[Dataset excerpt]
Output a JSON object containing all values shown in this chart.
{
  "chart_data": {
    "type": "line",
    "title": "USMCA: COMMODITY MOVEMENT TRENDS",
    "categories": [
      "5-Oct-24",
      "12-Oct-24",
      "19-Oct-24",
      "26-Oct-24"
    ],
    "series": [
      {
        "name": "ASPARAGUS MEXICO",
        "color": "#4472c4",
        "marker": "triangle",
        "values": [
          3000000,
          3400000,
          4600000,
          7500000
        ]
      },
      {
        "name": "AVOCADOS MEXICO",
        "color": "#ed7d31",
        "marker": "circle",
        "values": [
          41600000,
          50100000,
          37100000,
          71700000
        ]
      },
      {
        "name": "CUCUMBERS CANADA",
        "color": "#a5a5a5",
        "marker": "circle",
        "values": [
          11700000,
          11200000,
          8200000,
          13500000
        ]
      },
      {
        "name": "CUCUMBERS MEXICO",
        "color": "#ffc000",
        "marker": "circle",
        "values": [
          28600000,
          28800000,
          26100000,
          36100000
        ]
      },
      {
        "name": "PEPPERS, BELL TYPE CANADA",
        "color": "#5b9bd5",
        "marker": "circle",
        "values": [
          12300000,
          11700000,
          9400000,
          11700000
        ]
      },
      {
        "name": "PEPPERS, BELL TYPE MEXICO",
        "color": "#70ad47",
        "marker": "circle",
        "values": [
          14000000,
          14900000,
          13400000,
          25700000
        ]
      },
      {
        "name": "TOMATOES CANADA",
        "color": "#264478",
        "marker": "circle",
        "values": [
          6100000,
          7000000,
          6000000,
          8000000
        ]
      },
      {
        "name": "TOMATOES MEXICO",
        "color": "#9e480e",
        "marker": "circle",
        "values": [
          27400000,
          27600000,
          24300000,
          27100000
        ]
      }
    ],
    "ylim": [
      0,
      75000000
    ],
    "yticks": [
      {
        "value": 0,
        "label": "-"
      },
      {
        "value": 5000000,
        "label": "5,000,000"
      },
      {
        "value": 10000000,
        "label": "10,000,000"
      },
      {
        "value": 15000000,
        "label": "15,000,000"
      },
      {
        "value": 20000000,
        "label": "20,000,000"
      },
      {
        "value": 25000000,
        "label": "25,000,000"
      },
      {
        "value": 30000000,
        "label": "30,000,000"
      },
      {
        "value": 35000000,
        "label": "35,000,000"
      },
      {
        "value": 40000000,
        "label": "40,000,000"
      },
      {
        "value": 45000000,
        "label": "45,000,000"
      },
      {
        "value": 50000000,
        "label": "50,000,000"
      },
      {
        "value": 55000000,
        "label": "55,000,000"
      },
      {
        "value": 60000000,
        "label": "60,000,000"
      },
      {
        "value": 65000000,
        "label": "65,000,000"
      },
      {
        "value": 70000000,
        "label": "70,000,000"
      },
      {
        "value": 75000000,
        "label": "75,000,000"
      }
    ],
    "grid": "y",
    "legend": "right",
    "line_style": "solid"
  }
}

DESCRIPTION OF THE TASK ▸
In the entries above, find each line with the word "name" and show it.

SOLUTION ▸
        "name": "ASPARAGUS MEXICO",
        "name": "AVOCADOS MEXICO",
        "name": "CUCUMBERS CANADA",
        "name": "CUCUMBERS MEXICO",
        "name": "PEPPERS, BELL TYPE CANADA",
        "name": "PEPPERS, BELL TYPE MEXICO",
        "name": "TOMATOES CANADA",
        "name": "TOMATOES MEXICO",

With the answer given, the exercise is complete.